▶ [SET PROBLEM]
Transcribe the material in full. Nothing should differ except that the pictures are left out.

▶ [SUPPLIED DATA]
— start —

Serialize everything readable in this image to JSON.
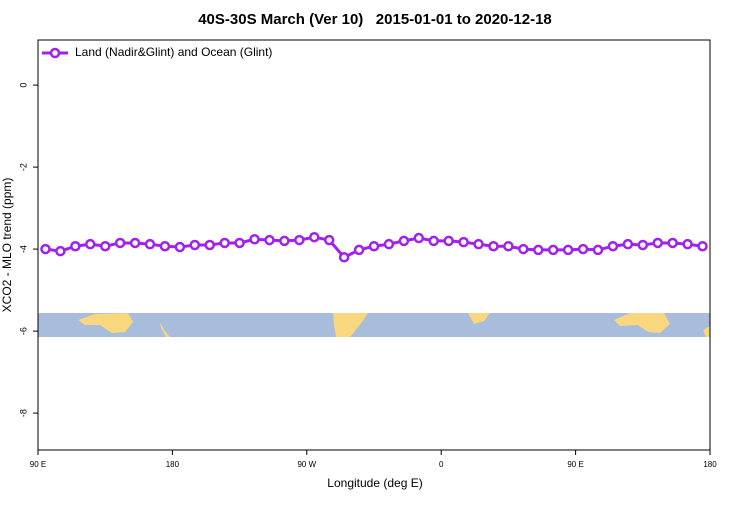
{
  "chart_data": {
    "type": "line",
    "title": "40S-30S March (Ver 10)   2015-01-01 to 2020-12-18",
    "x_label": "Longitude (deg E)",
    "y_label": "XCO2 - MLO trend (ppm)",
    "xlim": [
      90,
      540
    ],
    "xticks": [
      {
        "value": 90,
        "label": "90 E"
      },
      {
        "value": 180,
        "label": "180"
      },
      {
        "value": 270,
        "label": "90 W"
      },
      {
        "value": 360,
        "label": "0"
      },
      {
        "value": 450,
        "label": "90 E"
      },
      {
        "value": 540,
        "label": "180"
      }
    ],
    "ylim": [
      -8.9,
      1.1
    ],
    "yticks": [
      0,
      -2,
      -4,
      -6,
      -8
    ],
    "legend": "top-left",
    "x": [
      95,
      105,
      115,
      125,
      135,
      145,
      155,
      165,
      175,
      185,
      195,
      205,
      215,
      225,
      235,
      245,
      255,
      265,
      275,
      285,
      295,
      305,
      315,
      325,
      335,
      345,
      355,
      365,
      375,
      385,
      395,
      405,
      415,
      425,
      435,
      445,
      455,
      465,
      475,
      485,
      495,
      505,
      515,
      525,
      535
    ],
    "series": [
      {
        "name": "Land (Nadir&Glint) and Ocean (Glint)",
        "color": "#a020f0",
        "values": [
          -4.0,
          -4.05,
          -3.93,
          -3.88,
          -3.93,
          -3.85,
          -3.85,
          -3.88,
          -3.93,
          -3.95,
          -3.9,
          -3.9,
          -3.85,
          -3.85,
          -3.76,
          -3.78,
          -3.8,
          -3.78,
          -3.71,
          -3.78,
          -4.2,
          -4.02,
          -3.93,
          -3.88,
          -3.8,
          -3.73,
          -3.8,
          -3.8,
          -3.83,
          -3.88,
          -3.93,
          -3.93,
          -4.0,
          -4.02,
          -4.02,
          -4.02,
          -4.0,
          -4.02,
          -3.93,
          -3.88,
          -3.9,
          -3.85,
          -3.85,
          -3.88,
          -3.93
        ]
      }
    ]
  }
}
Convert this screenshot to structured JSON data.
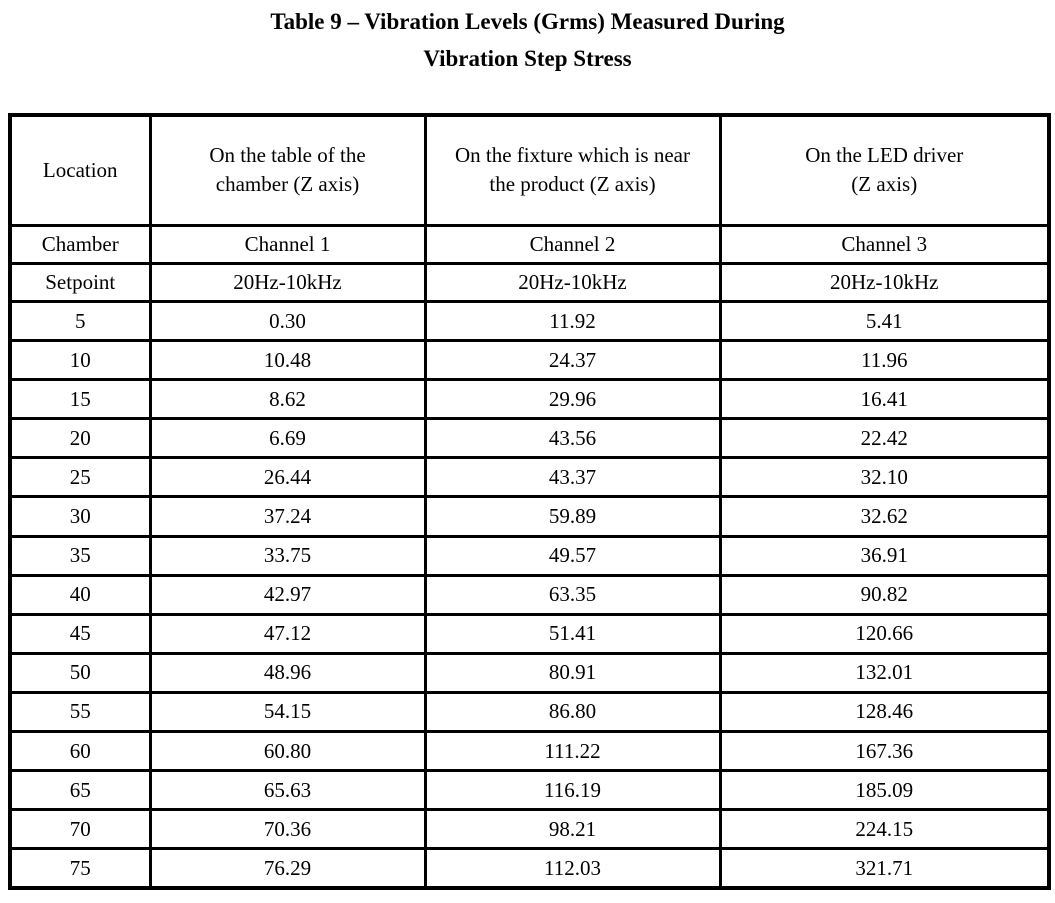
{
  "title": {
    "line1": "Table 9 – Vibration Levels (Grms) Measured During",
    "line2": "Vibration Step Stress"
  },
  "table": {
    "columns": {
      "location": "Location",
      "col1_lines": [
        "On the table of the",
        "chamber (Z axis)"
      ],
      "col2_lines": [
        "On the fixture which is near",
        "the product (Z axis)"
      ],
      "col3_lines": [
        "On the LED driver",
        "(Z axis)"
      ]
    },
    "channel_row": {
      "label": "Chamber",
      "c1": "Channel 1",
      "c2": "Channel 2",
      "c3": "Channel 3"
    },
    "setpoint_row": {
      "label": "Setpoint",
      "c1": "20Hz-10kHz",
      "c2": "20Hz-10kHz",
      "c3": "20Hz-10kHz"
    },
    "rows": [
      [
        "5",
        "0.30",
        "11.92",
        "5.41"
      ],
      [
        "10",
        "10.48",
        "24.37",
        "11.96"
      ],
      [
        "15",
        "8.62",
        "29.96",
        "16.41"
      ],
      [
        "20",
        "6.69",
        "43.56",
        "22.42"
      ],
      [
        "25",
        "26.44",
        "43.37",
        "32.10"
      ],
      [
        "30",
        "37.24",
        "59.89",
        "32.62"
      ],
      [
        "35",
        "33.75",
        "49.57",
        "36.91"
      ],
      [
        "40",
        "42.97",
        "63.35",
        "90.82"
      ],
      [
        "45",
        "47.12",
        "51.41",
        "120.66"
      ],
      [
        "50",
        "48.96",
        "80.91",
        "132.01"
      ],
      [
        "55",
        "54.15",
        "86.80",
        "128.46"
      ],
      [
        "60",
        "60.80",
        "111.22",
        "167.36"
      ],
      [
        "65",
        "65.63",
        "116.19",
        "185.09"
      ],
      [
        "70",
        "70.36",
        "98.21",
        "224.15"
      ],
      [
        "75",
        "76.29",
        "112.03",
        "321.71"
      ]
    ]
  }
}
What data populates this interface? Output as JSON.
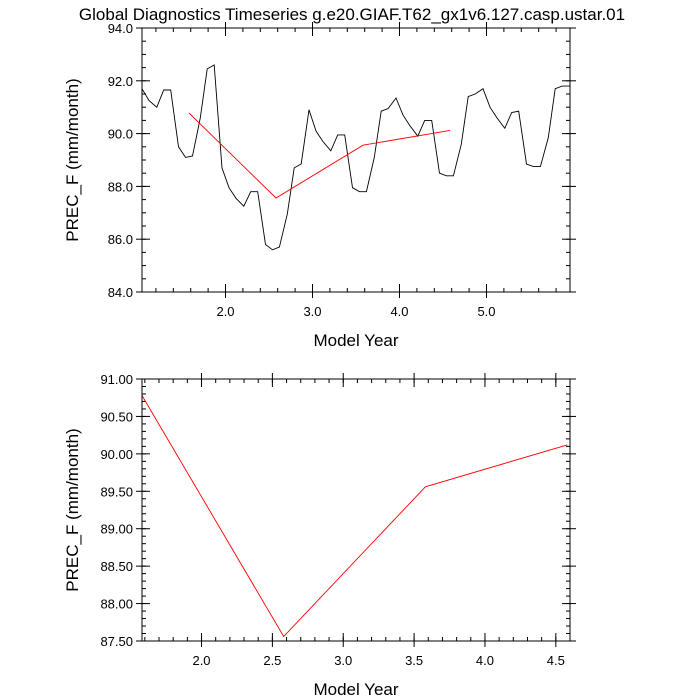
{
  "page": {
    "title": "Global Diagnostics Timeseries g.e20.GIAF.T62_gx1v6.127.casp.ustar.01"
  },
  "chart_data": [
    {
      "type": "line",
      "xlabel": "Model Year",
      "ylabel": "PREC_F (mm/month)",
      "xlim": [
        1.04,
        5.96
      ],
      "ylim": [
        84.0,
        94.0
      ],
      "xticks": [
        "2.0",
        "3.0",
        "4.0",
        "5.0"
      ],
      "xtick_values": [
        2,
        3,
        4,
        5
      ],
      "yticks": [
        "84.0",
        "86.0",
        "88.0",
        "90.0",
        "92.0",
        "94.0"
      ],
      "ytick_values": [
        84,
        86,
        88,
        90,
        92,
        94
      ],
      "series": [
        {
          "color": "#000000",
          "x": [
            1.04,
            1.12,
            1.21,
            1.29,
            1.37,
            1.46,
            1.54,
            1.62,
            1.71,
            1.79,
            1.87,
            1.96,
            2.04,
            2.12,
            2.21,
            2.29,
            2.37,
            2.46,
            2.54,
            2.62,
            2.71,
            2.79,
            2.87,
            2.96,
            3.04,
            3.12,
            3.21,
            3.29,
            3.37,
            3.46,
            3.54,
            3.62,
            3.71,
            3.79,
            3.87,
            3.96,
            4.04,
            4.12,
            4.21,
            4.29,
            4.37,
            4.46,
            4.54,
            4.62,
            4.71,
            4.79,
            4.87,
            4.96,
            5.04,
            5.12,
            5.21,
            5.29,
            5.37,
            5.46,
            5.54,
            5.62,
            5.71,
            5.79,
            5.87,
            5.96
          ],
          "y": [
            91.7,
            91.25,
            91.0,
            91.65,
            91.65,
            89.5,
            89.1,
            89.15,
            90.6,
            92.45,
            92.6,
            88.7,
            87.95,
            87.55,
            87.25,
            87.8,
            87.8,
            85.8,
            85.6,
            85.7,
            86.95,
            88.7,
            88.85,
            90.9,
            90.1,
            89.7,
            89.35,
            89.95,
            89.95,
            87.95,
            87.8,
            87.8,
            89.1,
            90.85,
            90.95,
            91.35,
            90.7,
            90.3,
            89.9,
            90.5,
            90.5,
            88.5,
            88.4,
            88.4,
            89.6,
            91.4,
            91.5,
            91.7,
            91.0,
            90.6,
            90.2,
            90.8,
            90.85,
            88.85,
            88.75,
            88.75,
            89.85,
            91.7,
            91.8,
            91.8
          ]
        },
        {
          "color": "#ff0000",
          "x": [
            1.58,
            2.58,
            3.58,
            4.58
          ],
          "y": [
            90.78,
            87.56,
            89.56,
            90.12
          ]
        }
      ]
    },
    {
      "type": "line",
      "xlabel": "Model Year",
      "ylabel": "PREC_F (mm/month)",
      "xlim": [
        1.58,
        4.6
      ],
      "ylim": [
        87.5,
        91.0
      ],
      "xticks": [
        "2.0",
        "2.5",
        "3.0",
        "3.5",
        "4.0",
        "4.5"
      ],
      "xtick_values": [
        2.0,
        2.5,
        3.0,
        3.5,
        4.0,
        4.5
      ],
      "yticks": [
        "87.50",
        "88.00",
        "88.50",
        "89.00",
        "89.50",
        "90.00",
        "90.50",
        "91.00"
      ],
      "ytick_values": [
        87.5,
        88.0,
        88.5,
        89.0,
        89.5,
        90.0,
        90.5,
        91.0
      ],
      "series": [
        {
          "color": "#ff0000",
          "x": [
            1.58,
            2.58,
            3.58,
            4.58
          ],
          "y": [
            90.78,
            87.56,
            89.56,
            90.12
          ]
        }
      ]
    }
  ]
}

— end —

▶ [RESPONSE TO THE EXERCISE]
Serialize everything readable in this image to JSON.
{
  "chart_data": {
    "type": "line",
    "title": "40S-30S March (Ver 10)   2015-01-01 to 2020-12-18",
    "x_label": "Longitude (deg E)",
    "y_label": "XCO2 - MLO trend (ppm)",
    "xlim": [
      90,
      540
    ],
    "xticks": [
      {
        "value": 90,
        "label": "90 E"
      },
      {
        "value": 180,
        "label": "180"
      },
      {
        "value": 270,
        "label": "90 W"
      },
      {
        "value": 360,
        "label": "0"
      },
      {
        "value": 450,
        "label": "90 E"
      },
      {
        "value": 540,
        "label": "180"
      }
    ],
    "ylim": [
      -8.9,
      1.1
    ],
    "yticks": [
      0,
      -2,
      -4,
      -6,
      -8
    ],
    "legend": "top-left",
    "x": [
      95,
      105,
      115,
      125,
      135,
      145,
      155,
      165,
      175,
      185,
      195,
      205,
      215,
      225,
      235,
      245,
      255,
      265,
      275,
      285,
      295,
      305,
      315,
      325,
      335,
      345,
      355,
      365,
      375,
      385,
      395,
      405,
      415,
      425,
      435,
      445,
      455,
      465,
      475,
      485,
      495,
      505,
      515,
      525,
      535
    ],
    "series": [
      {
        "name": "Land (Nadir&Glint) and Ocean (Glint)",
        "color": "#a020f0",
        "values": [
          -4.0,
          -4.05,
          -3.93,
          -3.88,
          -3.93,
          -3.85,
          -3.85,
          -3.88,
          -3.93,
          -3.95,
          -3.9,
          -3.9,
          -3.85,
          -3.85,
          -3.76,
          -3.78,
          -3.8,
          -3.78,
          -3.71,
          -3.78,
          -4.2,
          -4.02,
          -3.93,
          -3.88,
          -3.8,
          -3.73,
          -3.8,
          -3.8,
          -3.83,
          -3.88,
          -3.93,
          -3.93,
          -4.0,
          -4.02,
          -4.02,
          -4.02,
          -4.0,
          -4.02,
          -3.93,
          -3.88,
          -3.9,
          -3.85,
          -3.85,
          -3.88,
          -3.93
        ]
      }
    ]
  }
}
Convert this screenshot to structured JSON data.
{
  "title": {
    "line1": "Table 9 – Vibration Levels (Grms) Measured During",
    "line2": "Vibration Step Stress"
  },
  "table": {
    "columns": {
      "location": "Location",
      "col1_lines": [
        "On the table of the",
        "chamber (Z axis)"
      ],
      "col2_lines": [
        "On the fixture which is near",
        "the product (Z axis)"
      ],
      "col3_lines": [
        "On the LED driver",
        "(Z axis)"
      ]
    },
    "channel_row": {
      "label": "Chamber",
      "c1": "Channel 1",
      "c2": "Channel 2",
      "c3": "Channel 3"
    },
    "setpoint_row": {
      "label": "Setpoint",
      "c1": "20Hz-10kHz",
      "c2": "20Hz-10kHz",
      "c3": "20Hz-10kHz"
    },
    "rows": [
      [
        "5",
        "0.30",
        "11.92",
        "5.41"
      ],
      [
        "10",
        "10.48",
        "24.37",
        "11.96"
      ],
      [
        "15",
        "8.62",
        "29.96",
        "16.41"
      ],
      [
        "20",
        "6.69",
        "43.56",
        "22.42"
      ],
      [
        "25",
        "26.44",
        "43.37",
        "32.10"
      ],
      [
        "30",
        "37.24",
        "59.89",
        "32.62"
      ],
      [
        "35",
        "33.75",
        "49.57",
        "36.91"
      ],
      [
        "40",
        "42.97",
        "63.35",
        "90.82"
      ],
      [
        "45",
        "47.12",
        "51.41",
        "120.66"
      ],
      [
        "50",
        "48.96",
        "80.91",
        "132.01"
      ],
      [
        "55",
        "54.15",
        "86.80",
        "128.46"
      ],
      [
        "60",
        "60.80",
        "111.22",
        "167.36"
      ],
      [
        "65",
        "65.63",
        "116.19",
        "185.09"
      ],
      [
        "70",
        "70.36",
        "98.21",
        "224.15"
      ],
      [
        "75",
        "76.29",
        "112.03",
        "321.71"
      ]
    ]
  }
}
What data populates this interface? Output as JSON.
{
  "page": {
    "title": "Global Diagnostics Timeseries g.e20.GIAF.T62_gx1v6.127.casp.ustar.01"
  },
  "chart_data": [
    {
      "type": "line",
      "xlabel": "Model Year",
      "ylabel": "PREC_F (mm/month)",
      "xlim": [
        1.04,
        5.96
      ],
      "ylim": [
        84.0,
        94.0
      ],
      "xticks": [
        "2.0",
        "3.0",
        "4.0",
        "5.0"
      ],
      "xtick_values": [
        2,
        3,
        4,
        5
      ],
      "yticks": [
        "84.0",
        "86.0",
        "88.0",
        "90.0",
        "92.0",
        "94.0"
      ],
      "ytick_values": [
        84,
        86,
        88,
        90,
        92,
        94
      ],
      "series": [
        {
          "color": "#000000",
          "x": [
            1.04,
            1.12,
            1.21,
            1.29,
            1.37,
            1.46,
            1.54,
            1.62,
            1.71,
            1.79,
            1.87,
            1.96,
            2.04,
            2.12,
            2.21,
            2.29,
            2.37,
            2.46,
            2.54,
            2.62,
            2.71,
            2.79,
            2.87,
            2.96,
            3.04,
            3.12,
            3.21,
            3.29,
            3.37,
            3.46,
            3.54,
            3.62,
            3.71,
            3.79,
            3.87,
            3.96,
            4.04,
            4.12,
            4.21,
            4.29,
            4.37,
            4.46,
            4.54,
            4.62,
            4.71,
            4.79,
            4.87,
            4.96,
            5.04,
            5.12,
            5.21,
            5.29,
            5.37,
            5.46,
            5.54,
            5.62,
            5.71,
            5.79,
            5.87,
            5.96
          ],
          "y": [
            91.7,
            91.25,
            91.0,
            91.65,
            91.65,
            89.5,
            89.1,
            89.15,
            90.6,
            92.45,
            92.6,
            88.7,
            87.95,
            87.55,
            87.25,
            87.8,
            87.8,
            85.8,
            85.6,
            85.7,
            86.95,
            88.7,
            88.85,
            90.9,
            90.1,
            89.7,
            89.35,
            89.95,
            89.95,
            87.95,
            87.8,
            87.8,
            89.1,
            90.85,
            90.95,
            91.35,
            90.7,
            90.3,
            89.9,
            90.5,
            90.5,
            88.5,
            88.4,
            88.4,
            89.6,
            91.4,
            91.5,
            91.7,
            91.0,
            90.6,
            90.2,
            90.8,
            90.85,
            88.85,
            88.75,
            88.75,
            89.85,
            91.7,
            91.8,
            91.8
          ]
        },
        {
          "color": "#ff0000",
          "x": [
            1.58,
            2.58,
            3.58,
            4.58
          ],
          "y": [
            90.78,
            87.56,
            89.56,
            90.12
          ]
        }
      ]
    },
    {
      "type": "line",
      "xlabel": "Model Year",
      "ylabel": "PREC_F (mm/month)",
      "xlim": [
        1.58,
        4.6
      ],
      "ylim": [
        87.5,
        91.0
      ],
      "xticks": [
        "2.0",
        "2.5",
        "3.0",
        "3.5",
        "4.0",
        "4.5"
      ],
      "xtick_values": [
        2.0,
        2.5,
        3.0,
        3.5,
        4.0,
        4.5
      ],
      "yticks": [
        "87.50",
        "88.00",
        "88.50",
        "89.00",
        "89.50",
        "90.00",
        "90.50",
        "91.00"
      ],
      "ytick_values": [
        87.5,
        88.0,
        88.5,
        89.0,
        89.5,
        90.0,
        90.5,
        91.0
      ],
      "series": [
        {
          "color": "#ff0000",
          "x": [
            1.58,
            2.58,
            3.58,
            4.58
          ],
          "y": [
            90.78,
            87.56,
            89.56,
            90.12
          ]
        }
      ]
    }
  ]
}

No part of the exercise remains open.